Start

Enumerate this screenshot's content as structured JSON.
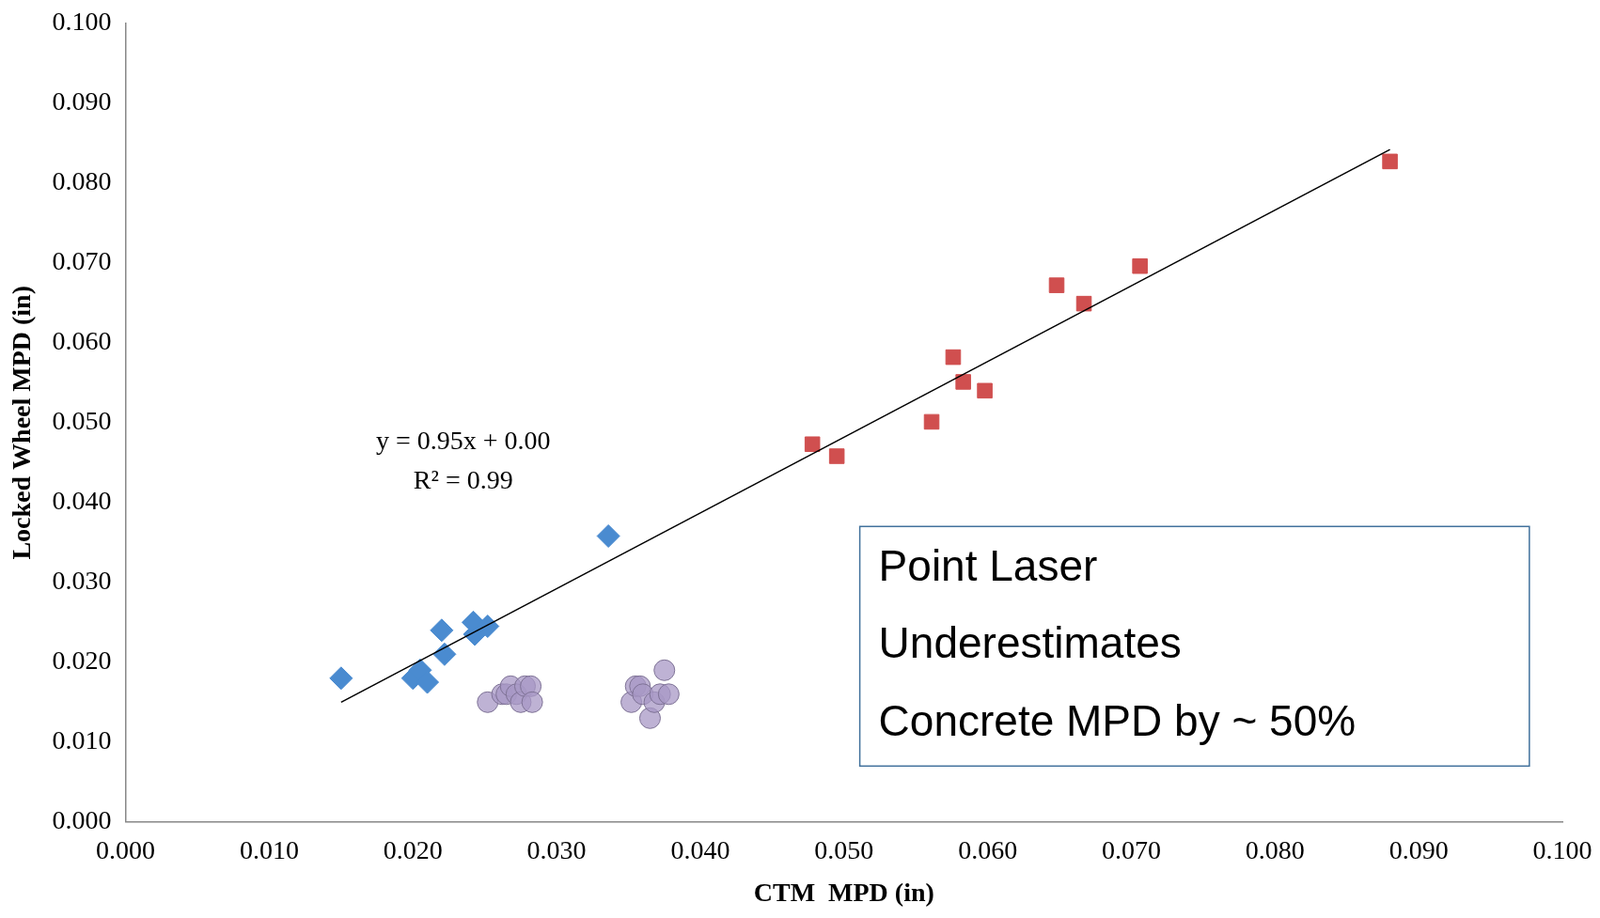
{
  "chart_data": {
    "type": "scatter",
    "x_label": "CTM  MPD (in)",
    "y_label": "Locked Wheel MPD (in)",
    "xlim": [
      0.0,
      0.1
    ],
    "ylim": [
      0.0,
      0.1
    ],
    "xticks": [
      {
        "value": 0.0,
        "label": "0.000"
      },
      {
        "value": 0.01,
        "label": "0.010"
      },
      {
        "value": 0.02,
        "label": "0.020"
      },
      {
        "value": 0.03,
        "label": "0.030"
      },
      {
        "value": 0.04,
        "label": "0.040"
      },
      {
        "value": 0.05,
        "label": "0.050"
      },
      {
        "value": 0.06,
        "label": "0.060"
      },
      {
        "value": 0.07,
        "label": "0.070"
      },
      {
        "value": 0.08,
        "label": "0.080"
      },
      {
        "value": 0.09,
        "label": "0.090"
      },
      {
        "value": 0.1,
        "label": "0.100"
      }
    ],
    "yticks": [
      {
        "value": 0.0,
        "label": "0.000"
      },
      {
        "value": 0.01,
        "label": "0.010"
      },
      {
        "value": 0.02,
        "label": "0.020"
      },
      {
        "value": 0.03,
        "label": "0.030"
      },
      {
        "value": 0.04,
        "label": "0.040"
      },
      {
        "value": 0.05,
        "label": "0.050"
      },
      {
        "value": 0.06,
        "label": "0.060"
      },
      {
        "value": 0.07,
        "label": "0.070"
      },
      {
        "value": 0.08,
        "label": "0.080"
      },
      {
        "value": 0.09,
        "label": "0.090"
      },
      {
        "value": 0.1,
        "label": "0.100"
      }
    ],
    "grid": false,
    "annotations": [
      "y = 0.95x + 0.00",
      "R² = 0.99"
    ],
    "text_box": [
      "Point Laser",
      "Underestimates",
      "Concrete MPD by ~ 50%"
    ],
    "series": [
      {
        "color": "#4a8bd0",
        "marker": "diamond",
        "x": [
          0.015,
          0.02,
          0.0205,
          0.021,
          0.022,
          0.0222,
          0.0242,
          0.0243,
          0.0252,
          0.0336
        ],
        "values": [
          0.018,
          0.018,
          0.019,
          0.0175,
          0.024,
          0.021,
          0.025,
          0.0235,
          0.0245,
          0.0358
        ]
      },
      {
        "color": "#d04f4f",
        "marker": "square",
        "x": [
          0.0478,
          0.0495,
          0.0561,
          0.0576,
          0.0583,
          0.0598,
          0.0648,
          0.0667,
          0.0706,
          0.088
        ],
        "values": [
          0.0473,
          0.0458,
          0.0501,
          0.0582,
          0.0551,
          0.054,
          0.0672,
          0.0649,
          0.0696,
          0.0827
        ]
      },
      {
        "color": "#a898c6",
        "marker": "circle",
        "x": [
          0.0252,
          0.0262,
          0.0265,
          0.0268,
          0.0272,
          0.0275,
          0.0278,
          0.0282,
          0.0283,
          0.0352,
          0.0355,
          0.0358,
          0.036,
          0.0365,
          0.0368,
          0.0372,
          0.0375,
          0.0378
        ],
        "values": [
          0.015,
          0.016,
          0.016,
          0.017,
          0.016,
          0.015,
          0.017,
          0.017,
          0.015,
          0.015,
          0.017,
          0.017,
          0.016,
          0.013,
          0.015,
          0.016,
          0.019,
          0.016
        ]
      },
      {
        "type": "line",
        "color": "#000000",
        "marker": "none",
        "line_style": "solid",
        "x": [
          0.015,
          0.088
        ],
        "values": [
          0.015,
          0.0842
        ]
      }
    ]
  }
}
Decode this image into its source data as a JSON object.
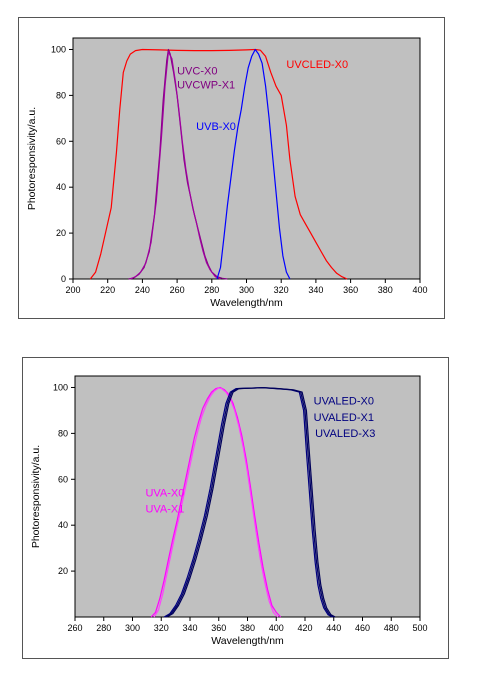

End

# Written problem:
Work out the number of lines in this listing that include the word "marker". Reply with that number only.

# Solution for this exercise:
4